Copy this listing in full, replacing every "navigator-year-label" with "timeline-year-label" and leaving everything else unchanged. Omit the pictures.

_Records for this task_:
----------

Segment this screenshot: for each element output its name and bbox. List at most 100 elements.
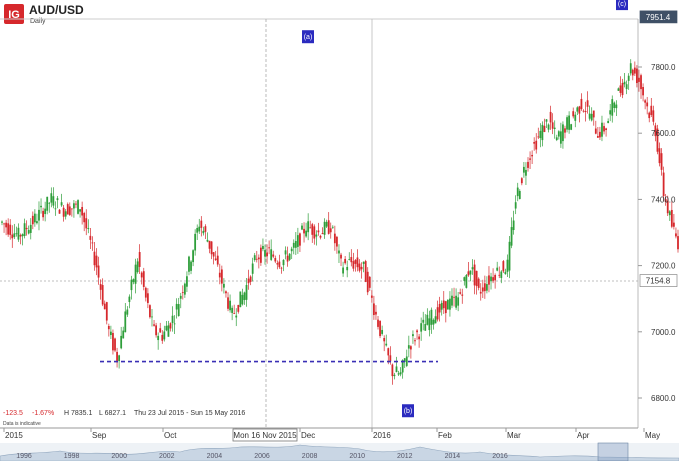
candle-body [446,300,449,310]
candle-body [52,196,55,206]
candle-body [17,227,20,240]
candle-body [430,309,433,325]
candle-body [438,304,441,313]
stat-high: H 7835.1 [64,410,93,417]
candle-body [183,283,186,295]
candle-body [87,228,90,230]
candle-body [114,338,116,351]
candle-body [331,226,334,228]
candle-body [592,110,595,118]
stat-change-pct: -1.67% [32,410,54,417]
candle-body [75,203,77,205]
candle-body [553,127,556,130]
candle-body [42,210,44,218]
candle-body [375,311,377,315]
candle-body [311,224,314,235]
candle-body [381,329,384,334]
candle-body [105,302,108,321]
candle-body [636,68,638,84]
candle-body [171,315,174,323]
candle-body [512,220,515,231]
candle-body [514,202,517,209]
candle-body [463,277,466,281]
candle-body [23,223,26,236]
candle-body [3,223,5,225]
candle-body [64,211,67,217]
candle-body [580,98,583,110]
candle-body [582,110,585,112]
candle-body [243,292,246,301]
candle-body [323,221,326,235]
navigator-year-label: 2010 [349,453,365,460]
candle-body [578,106,581,114]
annotation-markers: (a) (b) (c) [302,0,628,418]
candle-body [253,255,256,261]
candle-body [539,130,542,139]
candle-body [142,271,145,287]
candle-body [607,121,610,124]
candle-body [559,131,562,144]
candle-body [247,278,250,284]
candle-body [638,77,640,82]
candle-body [9,224,12,235]
candle-body [33,213,36,223]
candle-body [140,272,143,278]
candle-body [455,295,457,308]
stat-range: Thu 23 Jul 2015 - Sun 15 May 2016 [134,410,245,417]
candle-body [325,221,328,227]
candle-body [407,345,410,349]
candle-body [276,263,279,265]
candle-body [303,228,305,234]
candle-body [134,264,137,284]
candle-body [214,258,217,261]
candle-body [416,330,418,333]
navigator-year-label: 2000 [111,453,127,460]
navigator-year-label: 2012 [397,453,413,460]
candle-body [572,111,575,117]
candle-body [15,233,18,235]
candle-body [613,102,616,108]
candle-body [397,373,400,375]
candle-body [522,166,525,173]
candle-body [570,124,573,130]
y-tick-label: 7000.0 [651,328,676,337]
candle-body [31,215,34,225]
candle-body [646,102,649,107]
candle-body [387,348,390,356]
candle-body [66,204,69,215]
candle-body [190,261,192,271]
candle-body [434,316,437,324]
candle-body [440,302,443,310]
candle-body [305,230,307,237]
navigator-year-label: 2014 [445,453,461,460]
candle-body [395,366,398,373]
candle-body [194,233,197,251]
candle-body [321,233,324,235]
candle-body [112,332,114,351]
candle-body [508,241,511,271]
candle-body [136,261,139,273]
candle-body [27,230,30,234]
candle-body [615,104,618,109]
candle-body [444,301,447,314]
candle-body [56,198,59,201]
candle-body [169,323,172,329]
candle-body [453,296,455,298]
candle-body [352,261,355,269]
candlestick-series [1,59,679,385]
candle-body [461,294,464,296]
candle-body [62,207,65,217]
candle-body [21,234,24,237]
crosshair-date-label: Mon 16 Nov 2015 [233,431,297,440]
y-tick-label: 7200.0 [651,262,676,271]
navigator-selection[interactable] [597,442,629,461]
candle-body [584,111,587,113]
candle-body [159,328,162,333]
candle-body [89,235,92,240]
candle-body [368,276,371,288]
candle-body [46,196,49,211]
candle-body [346,266,349,271]
candle-body [292,242,295,248]
candle-body [379,320,381,337]
candle-body [611,99,614,116]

----------

_Complete output_:
Segment this screenshot: for each element output its name and bbox. List at most 100 elements.
candle-body [446,300,449,310]
candle-body [52,196,55,206]
candle-body [17,227,20,240]
candle-body [430,309,433,325]
candle-body [438,304,441,313]
stat-high: H 7835.1 [64,410,93,417]
candle-body [183,283,186,295]
candle-body [87,228,90,230]
candle-body [114,338,116,351]
candle-body [331,226,334,228]
candle-body [592,110,595,118]
stat-change-pct: -1.67% [32,410,54,417]
candle-body [75,203,77,205]
candle-body [553,127,556,130]
candle-body [42,210,44,218]
candle-body [375,311,377,315]
candle-body [311,224,314,235]
candle-body [381,329,384,334]
candle-body [105,302,108,321]
candle-body [636,68,638,84]
candle-body [171,315,174,323]
candle-body [512,220,515,231]
candle-body [514,202,517,209]
candle-body [463,277,466,281]
candle-body [23,223,26,236]
candle-body [3,223,5,225]
candle-body [64,211,67,217]
candle-body [580,98,583,110]
candle-body [582,110,585,112]
candle-body [243,292,246,301]
candle-body [323,221,326,235]
timeline-year-label: 2010 [349,453,365,460]
candle-body [578,106,581,114]
annotation-markers: (a) (b) (c) [302,0,628,418]
candle-body [253,255,256,261]
candle-body [539,130,542,139]
candle-body [142,271,145,287]
candle-body [607,121,610,124]
candle-body [559,131,562,144]
candle-body [247,278,250,284]
candle-body [638,77,640,82]
candle-body [9,224,12,235]
candle-body [33,213,36,223]
candle-body [140,272,143,278]
candle-body [455,295,457,308]
stat-range: Thu 23 Jul 2015 - Sun 15 May 2016 [134,410,245,417]
candle-body [325,221,328,227]
candle-body [407,345,410,349]
candle-body [276,263,279,265]
candle-body [303,228,305,234]
candle-body [134,264,137,284]
candle-body [214,258,217,261]
candle-body [416,330,418,333]
timeline-year-label: 2000 [111,453,127,460]
timeline-year-label: 2012 [397,453,413,460]
candle-body [572,111,575,117]
candle-body [15,233,18,235]
candle-body [613,102,616,108]
candle-body [397,373,400,375]
candle-body [522,166,525,173]
candle-body [570,124,573,130]
y-tick-label: 7000.0 [651,328,676,337]
candle-body [31,215,34,225]
candle-body [646,102,649,107]
candle-body [387,348,390,356]
candle-body [66,204,69,215]
candle-body [190,261,192,271]
candle-body [434,316,437,324]
candle-body [440,302,443,310]
candle-body [305,230,307,237]
timeline-year-label: 2014 [445,453,461,460]
candle-body [395,366,398,373]
candle-body [194,233,197,251]
candle-body [321,233,324,235]
candle-body [112,332,114,351]
candle-body [508,241,511,271]
candle-body [136,261,139,273]
candle-body [27,230,30,234]
candle-body [615,104,618,109]
candle-body [444,301,447,314]
candle-body [56,198,59,201]
candle-body [169,323,172,329]
candle-body [453,296,455,298]
candle-body [352,261,355,269]
candlestick-series [1,59,679,385]
candle-body [461,294,464,296]
candle-body [62,207,65,217]
candle-body [21,234,24,237]
crosshair-date-label: Mon 16 Nov 2015 [233,431,297,440]
y-tick-label: 7200.0 [651,262,676,271]
navigator-selection[interactable] [597,442,629,461]
candle-body [584,111,587,113]
candle-body [159,328,162,333]
candle-body [89,235,92,240]
candle-body [368,276,371,288]
candle-body [46,196,49,211]
candle-body [346,266,349,271]
candle-body [292,242,295,248]
candle-body [379,320,381,337]
candle-body [611,99,614,116]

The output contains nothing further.